What is being asked – Copy out every line that contains the word "detected".

Supplied material –

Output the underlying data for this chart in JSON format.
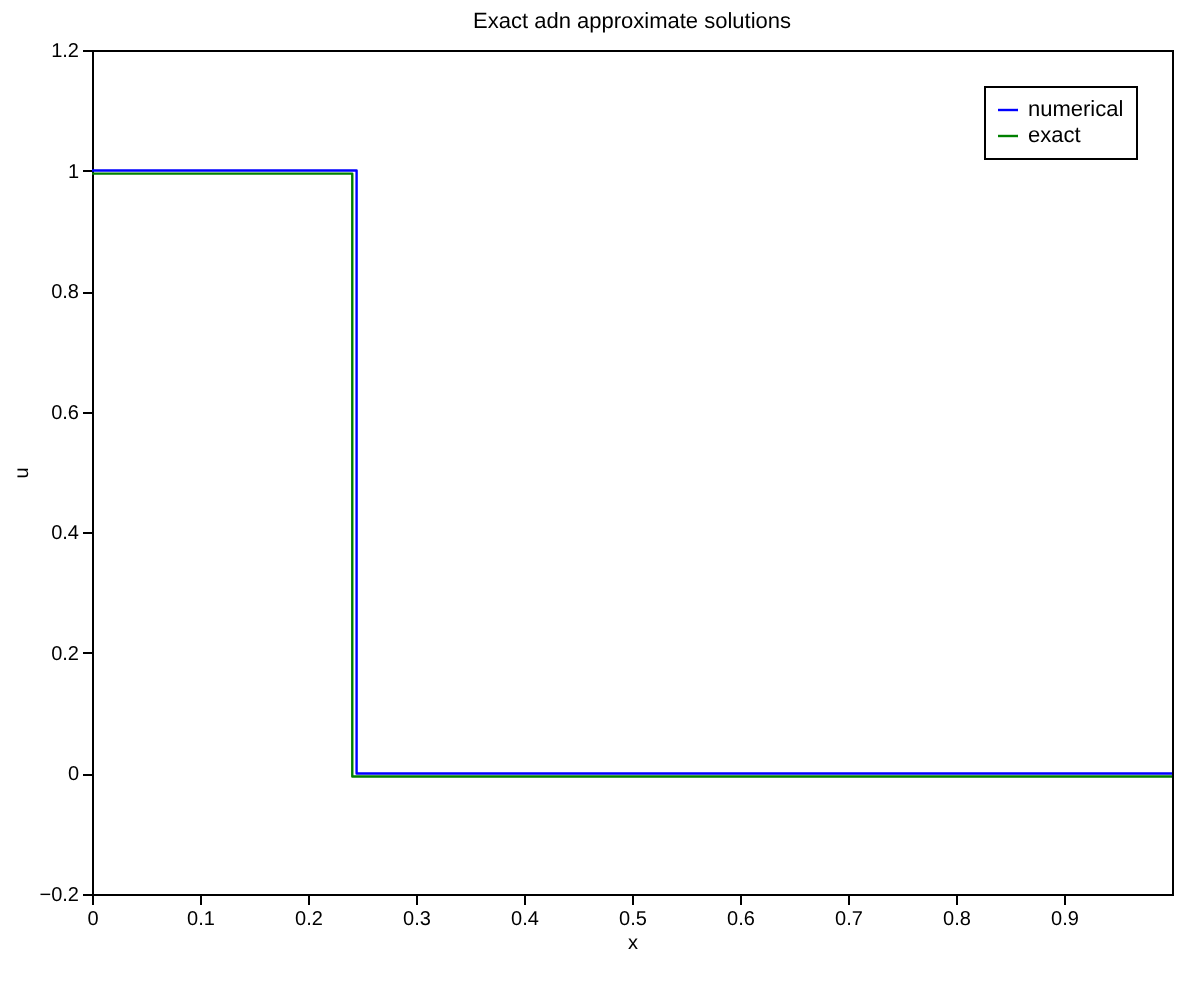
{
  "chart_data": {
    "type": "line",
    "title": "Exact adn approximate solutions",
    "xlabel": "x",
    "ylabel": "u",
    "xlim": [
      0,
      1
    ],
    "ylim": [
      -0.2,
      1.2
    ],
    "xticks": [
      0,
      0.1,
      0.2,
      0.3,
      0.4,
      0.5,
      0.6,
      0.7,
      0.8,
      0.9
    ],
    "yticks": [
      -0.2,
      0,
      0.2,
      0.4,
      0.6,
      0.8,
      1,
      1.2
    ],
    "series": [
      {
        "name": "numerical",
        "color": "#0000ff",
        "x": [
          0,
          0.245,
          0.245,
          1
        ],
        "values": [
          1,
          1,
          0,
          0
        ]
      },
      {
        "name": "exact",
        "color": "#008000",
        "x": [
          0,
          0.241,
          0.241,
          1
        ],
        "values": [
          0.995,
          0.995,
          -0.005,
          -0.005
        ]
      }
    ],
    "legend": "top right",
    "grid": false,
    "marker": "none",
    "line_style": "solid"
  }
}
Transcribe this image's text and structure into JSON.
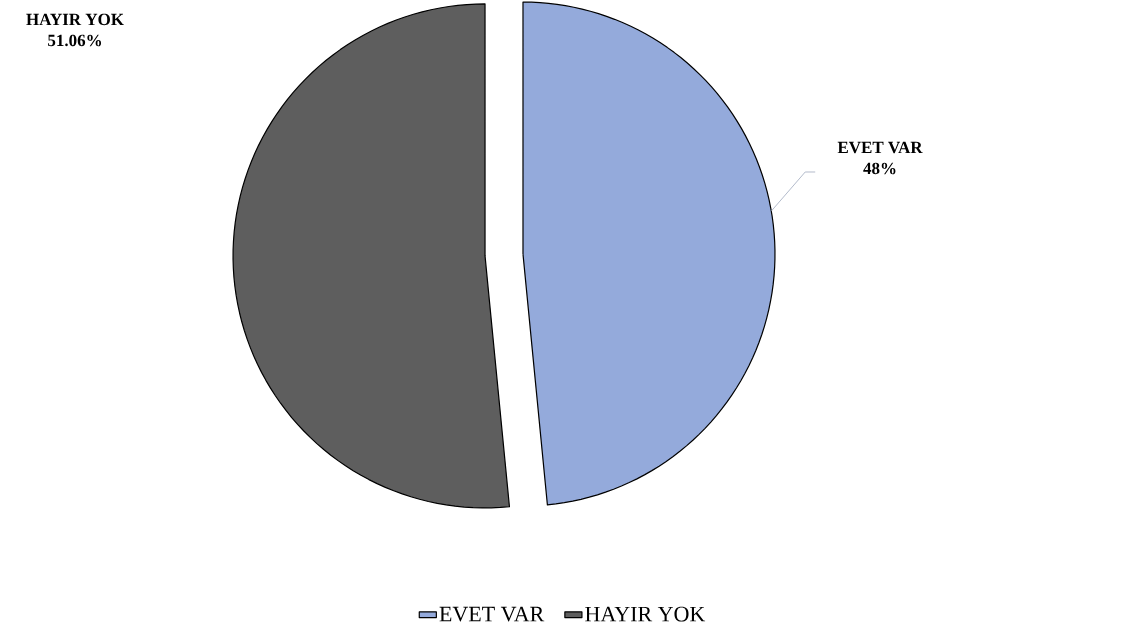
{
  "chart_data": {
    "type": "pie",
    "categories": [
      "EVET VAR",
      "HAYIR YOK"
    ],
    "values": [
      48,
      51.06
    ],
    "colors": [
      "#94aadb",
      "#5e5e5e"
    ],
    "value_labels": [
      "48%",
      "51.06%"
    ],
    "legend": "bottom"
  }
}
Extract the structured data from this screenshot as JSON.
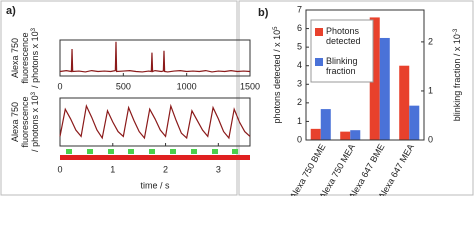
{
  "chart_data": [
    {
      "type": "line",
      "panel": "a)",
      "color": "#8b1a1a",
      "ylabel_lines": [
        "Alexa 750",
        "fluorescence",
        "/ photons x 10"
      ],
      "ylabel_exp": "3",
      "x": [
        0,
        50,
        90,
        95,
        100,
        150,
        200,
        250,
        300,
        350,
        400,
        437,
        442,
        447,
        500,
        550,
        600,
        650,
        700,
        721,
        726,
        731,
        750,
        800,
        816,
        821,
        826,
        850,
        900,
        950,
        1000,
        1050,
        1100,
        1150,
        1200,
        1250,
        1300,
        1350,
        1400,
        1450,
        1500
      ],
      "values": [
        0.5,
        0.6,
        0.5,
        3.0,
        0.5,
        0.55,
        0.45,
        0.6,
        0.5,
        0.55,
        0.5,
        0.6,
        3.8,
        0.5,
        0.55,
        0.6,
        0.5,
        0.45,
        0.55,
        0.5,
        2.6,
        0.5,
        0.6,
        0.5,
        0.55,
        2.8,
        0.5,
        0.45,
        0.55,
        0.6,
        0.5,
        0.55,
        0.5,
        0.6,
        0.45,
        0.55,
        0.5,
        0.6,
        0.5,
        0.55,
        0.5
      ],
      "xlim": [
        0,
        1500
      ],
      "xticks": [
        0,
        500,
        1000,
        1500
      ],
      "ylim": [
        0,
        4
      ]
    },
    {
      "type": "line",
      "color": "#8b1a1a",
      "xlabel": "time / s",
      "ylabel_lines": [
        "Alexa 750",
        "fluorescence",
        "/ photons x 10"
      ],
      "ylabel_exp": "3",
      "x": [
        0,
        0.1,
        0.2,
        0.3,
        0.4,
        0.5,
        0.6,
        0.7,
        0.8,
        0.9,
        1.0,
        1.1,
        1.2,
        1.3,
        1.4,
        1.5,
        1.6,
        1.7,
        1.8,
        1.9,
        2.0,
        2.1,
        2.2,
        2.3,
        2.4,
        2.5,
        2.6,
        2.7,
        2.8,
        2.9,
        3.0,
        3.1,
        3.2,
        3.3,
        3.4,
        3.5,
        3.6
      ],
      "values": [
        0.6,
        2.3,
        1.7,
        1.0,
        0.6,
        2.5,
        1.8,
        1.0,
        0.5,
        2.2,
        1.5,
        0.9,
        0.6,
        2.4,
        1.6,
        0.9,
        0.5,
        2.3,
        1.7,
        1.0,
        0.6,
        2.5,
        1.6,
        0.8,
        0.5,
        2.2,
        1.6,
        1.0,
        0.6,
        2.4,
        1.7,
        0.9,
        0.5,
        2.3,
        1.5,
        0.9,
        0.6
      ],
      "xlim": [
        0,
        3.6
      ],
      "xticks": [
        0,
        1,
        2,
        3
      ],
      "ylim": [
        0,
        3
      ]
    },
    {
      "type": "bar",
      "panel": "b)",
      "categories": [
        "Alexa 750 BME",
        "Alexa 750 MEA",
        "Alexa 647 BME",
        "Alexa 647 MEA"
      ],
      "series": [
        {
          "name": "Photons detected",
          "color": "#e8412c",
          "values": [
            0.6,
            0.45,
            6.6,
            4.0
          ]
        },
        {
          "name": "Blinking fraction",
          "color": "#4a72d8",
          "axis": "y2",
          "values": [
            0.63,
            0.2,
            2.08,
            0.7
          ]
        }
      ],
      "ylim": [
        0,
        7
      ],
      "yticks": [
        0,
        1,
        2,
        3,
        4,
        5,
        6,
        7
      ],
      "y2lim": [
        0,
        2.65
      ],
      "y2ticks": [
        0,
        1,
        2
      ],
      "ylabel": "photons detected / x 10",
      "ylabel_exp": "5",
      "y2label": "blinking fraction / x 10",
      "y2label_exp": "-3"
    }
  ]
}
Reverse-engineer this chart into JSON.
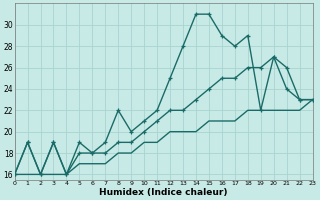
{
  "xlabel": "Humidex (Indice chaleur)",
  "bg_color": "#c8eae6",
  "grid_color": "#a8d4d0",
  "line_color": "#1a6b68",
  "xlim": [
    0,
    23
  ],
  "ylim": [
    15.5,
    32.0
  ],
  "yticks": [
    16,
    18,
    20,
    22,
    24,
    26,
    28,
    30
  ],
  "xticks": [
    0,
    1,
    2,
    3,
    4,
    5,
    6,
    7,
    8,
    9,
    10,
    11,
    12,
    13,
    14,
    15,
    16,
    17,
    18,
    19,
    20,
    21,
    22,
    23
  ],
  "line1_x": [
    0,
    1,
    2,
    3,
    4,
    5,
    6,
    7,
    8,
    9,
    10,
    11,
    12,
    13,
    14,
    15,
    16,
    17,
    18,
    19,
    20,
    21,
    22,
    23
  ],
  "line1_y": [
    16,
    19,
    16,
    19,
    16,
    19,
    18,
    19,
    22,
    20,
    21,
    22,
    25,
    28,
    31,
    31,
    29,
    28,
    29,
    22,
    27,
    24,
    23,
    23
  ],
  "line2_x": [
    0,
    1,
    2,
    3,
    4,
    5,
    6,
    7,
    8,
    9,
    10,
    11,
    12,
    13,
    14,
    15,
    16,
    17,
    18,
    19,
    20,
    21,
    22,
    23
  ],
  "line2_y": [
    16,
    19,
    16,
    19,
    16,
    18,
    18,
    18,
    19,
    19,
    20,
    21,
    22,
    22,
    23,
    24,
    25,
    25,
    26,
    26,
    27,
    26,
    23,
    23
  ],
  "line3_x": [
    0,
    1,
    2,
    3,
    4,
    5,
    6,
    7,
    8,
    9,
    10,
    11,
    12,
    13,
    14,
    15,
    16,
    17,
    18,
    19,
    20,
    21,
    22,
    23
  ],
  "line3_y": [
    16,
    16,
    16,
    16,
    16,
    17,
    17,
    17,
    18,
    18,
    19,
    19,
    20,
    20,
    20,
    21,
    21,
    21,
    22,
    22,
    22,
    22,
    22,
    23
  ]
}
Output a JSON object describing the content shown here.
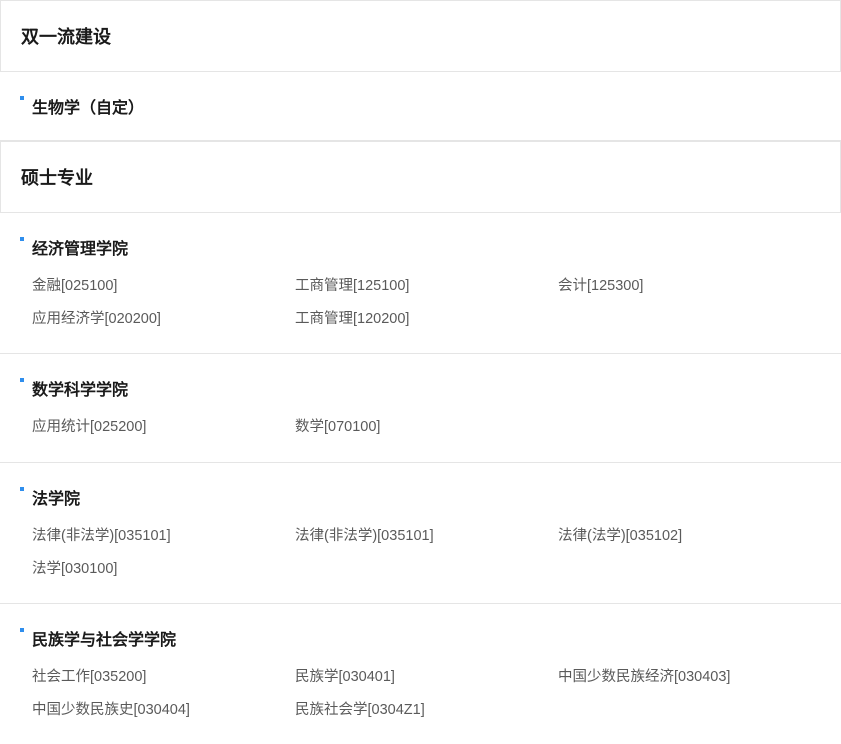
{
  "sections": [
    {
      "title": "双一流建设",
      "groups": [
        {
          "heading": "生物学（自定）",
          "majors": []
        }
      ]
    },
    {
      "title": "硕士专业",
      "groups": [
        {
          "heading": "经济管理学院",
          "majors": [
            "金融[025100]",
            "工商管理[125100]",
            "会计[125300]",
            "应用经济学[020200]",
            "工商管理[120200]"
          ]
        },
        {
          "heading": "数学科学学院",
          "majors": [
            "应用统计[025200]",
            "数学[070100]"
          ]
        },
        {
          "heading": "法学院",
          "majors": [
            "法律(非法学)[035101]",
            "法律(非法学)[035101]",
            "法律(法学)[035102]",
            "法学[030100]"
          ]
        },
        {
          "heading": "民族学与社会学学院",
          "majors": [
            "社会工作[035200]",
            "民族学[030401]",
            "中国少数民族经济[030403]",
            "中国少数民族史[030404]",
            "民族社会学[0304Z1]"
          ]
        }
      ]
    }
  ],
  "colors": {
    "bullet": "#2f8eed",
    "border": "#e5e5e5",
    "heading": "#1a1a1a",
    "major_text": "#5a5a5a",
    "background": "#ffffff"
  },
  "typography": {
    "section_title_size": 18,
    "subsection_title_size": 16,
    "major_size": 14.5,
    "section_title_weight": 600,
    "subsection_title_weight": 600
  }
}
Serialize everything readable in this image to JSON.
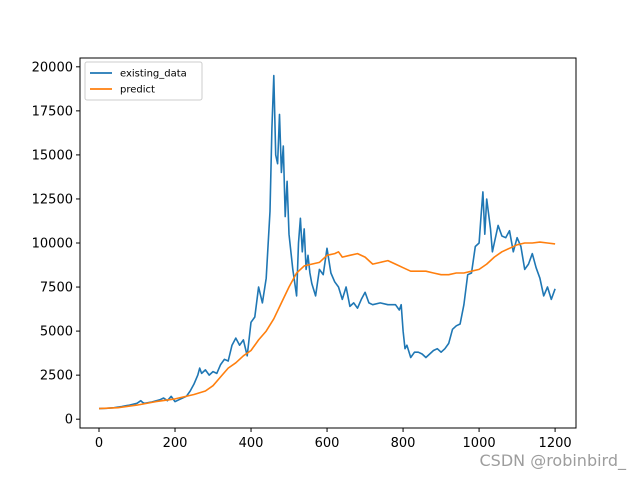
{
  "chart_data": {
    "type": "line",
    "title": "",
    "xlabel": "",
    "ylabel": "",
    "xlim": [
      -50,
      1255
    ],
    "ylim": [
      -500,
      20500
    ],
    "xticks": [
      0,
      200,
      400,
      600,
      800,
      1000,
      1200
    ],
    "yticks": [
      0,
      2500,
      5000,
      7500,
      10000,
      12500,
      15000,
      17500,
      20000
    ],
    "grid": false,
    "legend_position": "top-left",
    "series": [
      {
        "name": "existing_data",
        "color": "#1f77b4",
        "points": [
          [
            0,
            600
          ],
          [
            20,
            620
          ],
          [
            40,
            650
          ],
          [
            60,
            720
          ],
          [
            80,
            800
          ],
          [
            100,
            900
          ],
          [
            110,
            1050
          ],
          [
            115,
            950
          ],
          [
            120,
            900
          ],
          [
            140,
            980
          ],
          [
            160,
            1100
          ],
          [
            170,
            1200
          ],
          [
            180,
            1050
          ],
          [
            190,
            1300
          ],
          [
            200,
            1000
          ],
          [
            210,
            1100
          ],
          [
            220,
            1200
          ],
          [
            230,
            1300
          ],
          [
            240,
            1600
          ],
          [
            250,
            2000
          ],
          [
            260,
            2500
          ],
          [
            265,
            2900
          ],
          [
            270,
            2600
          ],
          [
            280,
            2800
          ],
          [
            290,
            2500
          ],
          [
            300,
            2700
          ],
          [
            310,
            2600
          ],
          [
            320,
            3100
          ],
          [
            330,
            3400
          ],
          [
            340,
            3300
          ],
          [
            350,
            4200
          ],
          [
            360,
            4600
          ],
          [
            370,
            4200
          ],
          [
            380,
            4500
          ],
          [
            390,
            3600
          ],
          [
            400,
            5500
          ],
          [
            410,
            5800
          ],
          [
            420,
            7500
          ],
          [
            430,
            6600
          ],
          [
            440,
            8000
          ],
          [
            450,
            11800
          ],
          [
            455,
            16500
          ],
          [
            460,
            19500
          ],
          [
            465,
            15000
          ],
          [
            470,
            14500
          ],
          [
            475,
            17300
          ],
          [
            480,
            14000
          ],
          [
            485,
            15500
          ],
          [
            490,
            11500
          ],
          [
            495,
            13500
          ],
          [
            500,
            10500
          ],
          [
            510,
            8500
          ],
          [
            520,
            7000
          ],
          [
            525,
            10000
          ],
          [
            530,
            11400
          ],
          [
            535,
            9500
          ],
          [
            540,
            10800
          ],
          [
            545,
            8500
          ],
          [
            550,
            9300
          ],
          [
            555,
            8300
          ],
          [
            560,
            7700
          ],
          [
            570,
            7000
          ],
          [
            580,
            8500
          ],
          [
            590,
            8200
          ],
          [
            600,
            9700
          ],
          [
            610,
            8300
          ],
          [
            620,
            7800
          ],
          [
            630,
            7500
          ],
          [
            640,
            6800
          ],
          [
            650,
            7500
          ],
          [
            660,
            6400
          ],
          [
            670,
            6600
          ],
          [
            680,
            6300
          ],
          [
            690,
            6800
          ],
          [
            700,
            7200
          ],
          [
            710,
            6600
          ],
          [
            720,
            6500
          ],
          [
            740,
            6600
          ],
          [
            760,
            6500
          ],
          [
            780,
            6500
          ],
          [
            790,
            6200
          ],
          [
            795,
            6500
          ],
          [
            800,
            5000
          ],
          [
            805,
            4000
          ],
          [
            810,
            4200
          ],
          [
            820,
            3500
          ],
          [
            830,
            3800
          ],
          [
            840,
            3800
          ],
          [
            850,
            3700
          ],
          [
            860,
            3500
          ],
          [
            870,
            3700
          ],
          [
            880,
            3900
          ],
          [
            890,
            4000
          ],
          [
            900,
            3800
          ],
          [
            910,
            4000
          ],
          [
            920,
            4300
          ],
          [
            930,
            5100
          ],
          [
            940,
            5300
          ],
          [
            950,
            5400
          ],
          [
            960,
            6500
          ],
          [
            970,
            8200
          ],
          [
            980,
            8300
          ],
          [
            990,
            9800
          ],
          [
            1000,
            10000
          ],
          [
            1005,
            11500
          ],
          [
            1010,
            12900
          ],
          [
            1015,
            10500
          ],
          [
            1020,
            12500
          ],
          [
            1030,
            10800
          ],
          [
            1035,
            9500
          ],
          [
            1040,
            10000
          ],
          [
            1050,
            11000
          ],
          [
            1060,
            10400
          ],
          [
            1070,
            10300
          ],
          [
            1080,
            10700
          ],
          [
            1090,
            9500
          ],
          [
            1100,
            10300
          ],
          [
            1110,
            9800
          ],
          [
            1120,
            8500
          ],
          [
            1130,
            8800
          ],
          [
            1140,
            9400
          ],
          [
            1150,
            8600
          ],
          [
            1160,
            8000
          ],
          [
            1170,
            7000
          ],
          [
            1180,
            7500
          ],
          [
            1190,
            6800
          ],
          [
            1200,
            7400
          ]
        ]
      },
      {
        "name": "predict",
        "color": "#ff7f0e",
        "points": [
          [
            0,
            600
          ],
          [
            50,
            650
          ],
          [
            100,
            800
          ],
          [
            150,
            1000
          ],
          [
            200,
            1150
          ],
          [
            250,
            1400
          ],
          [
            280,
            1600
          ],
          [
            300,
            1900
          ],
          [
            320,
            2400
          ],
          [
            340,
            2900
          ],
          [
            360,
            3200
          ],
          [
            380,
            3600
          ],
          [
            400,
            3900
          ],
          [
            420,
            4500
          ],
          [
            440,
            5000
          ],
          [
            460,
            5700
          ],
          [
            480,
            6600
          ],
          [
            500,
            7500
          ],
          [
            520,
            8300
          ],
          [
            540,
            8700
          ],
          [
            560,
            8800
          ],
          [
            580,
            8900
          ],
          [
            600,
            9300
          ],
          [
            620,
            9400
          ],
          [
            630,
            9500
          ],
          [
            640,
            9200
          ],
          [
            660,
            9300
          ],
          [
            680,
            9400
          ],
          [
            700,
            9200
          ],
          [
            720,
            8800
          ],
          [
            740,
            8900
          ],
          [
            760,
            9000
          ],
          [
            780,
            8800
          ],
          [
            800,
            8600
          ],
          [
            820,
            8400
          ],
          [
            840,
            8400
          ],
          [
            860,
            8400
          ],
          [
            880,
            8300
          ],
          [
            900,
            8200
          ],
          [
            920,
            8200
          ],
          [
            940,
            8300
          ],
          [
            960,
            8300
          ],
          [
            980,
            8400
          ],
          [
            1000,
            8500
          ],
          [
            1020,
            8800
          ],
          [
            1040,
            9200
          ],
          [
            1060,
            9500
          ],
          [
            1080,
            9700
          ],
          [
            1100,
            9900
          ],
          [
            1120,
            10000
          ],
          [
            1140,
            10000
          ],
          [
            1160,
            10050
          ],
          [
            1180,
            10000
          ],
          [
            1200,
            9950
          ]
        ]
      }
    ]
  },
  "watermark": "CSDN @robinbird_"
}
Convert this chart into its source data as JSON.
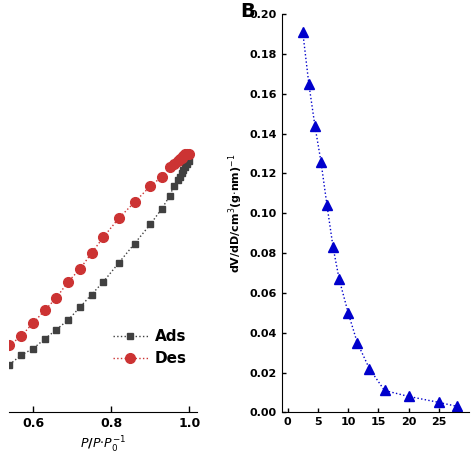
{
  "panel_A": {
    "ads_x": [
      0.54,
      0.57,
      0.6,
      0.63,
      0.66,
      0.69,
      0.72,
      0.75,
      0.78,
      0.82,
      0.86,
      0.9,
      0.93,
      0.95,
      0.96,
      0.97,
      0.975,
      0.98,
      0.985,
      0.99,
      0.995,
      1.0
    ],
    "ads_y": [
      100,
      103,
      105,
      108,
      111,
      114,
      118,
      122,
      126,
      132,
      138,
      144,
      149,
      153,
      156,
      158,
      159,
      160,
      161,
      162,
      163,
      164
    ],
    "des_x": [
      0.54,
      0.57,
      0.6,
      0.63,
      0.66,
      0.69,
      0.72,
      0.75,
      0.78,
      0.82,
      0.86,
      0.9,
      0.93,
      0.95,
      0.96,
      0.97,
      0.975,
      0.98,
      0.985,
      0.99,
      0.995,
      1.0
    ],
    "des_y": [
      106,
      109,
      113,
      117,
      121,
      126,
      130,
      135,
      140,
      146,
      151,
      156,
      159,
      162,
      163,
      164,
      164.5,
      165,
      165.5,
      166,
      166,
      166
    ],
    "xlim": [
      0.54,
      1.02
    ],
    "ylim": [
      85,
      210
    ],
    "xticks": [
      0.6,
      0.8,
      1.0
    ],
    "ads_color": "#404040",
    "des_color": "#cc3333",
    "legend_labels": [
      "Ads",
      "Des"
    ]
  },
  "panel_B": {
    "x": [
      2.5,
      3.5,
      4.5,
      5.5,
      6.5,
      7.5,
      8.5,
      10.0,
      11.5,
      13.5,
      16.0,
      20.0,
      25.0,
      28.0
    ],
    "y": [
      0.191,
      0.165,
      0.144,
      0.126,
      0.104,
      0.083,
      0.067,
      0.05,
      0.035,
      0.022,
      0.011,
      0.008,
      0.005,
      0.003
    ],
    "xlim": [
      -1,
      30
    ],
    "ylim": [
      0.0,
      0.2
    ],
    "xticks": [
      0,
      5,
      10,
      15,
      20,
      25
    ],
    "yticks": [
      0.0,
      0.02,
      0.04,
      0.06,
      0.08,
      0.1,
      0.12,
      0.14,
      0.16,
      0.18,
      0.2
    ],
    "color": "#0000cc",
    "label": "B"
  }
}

Response to the task –
          "name": "Photons detected",
      "ylabel": "photons detected / x 10",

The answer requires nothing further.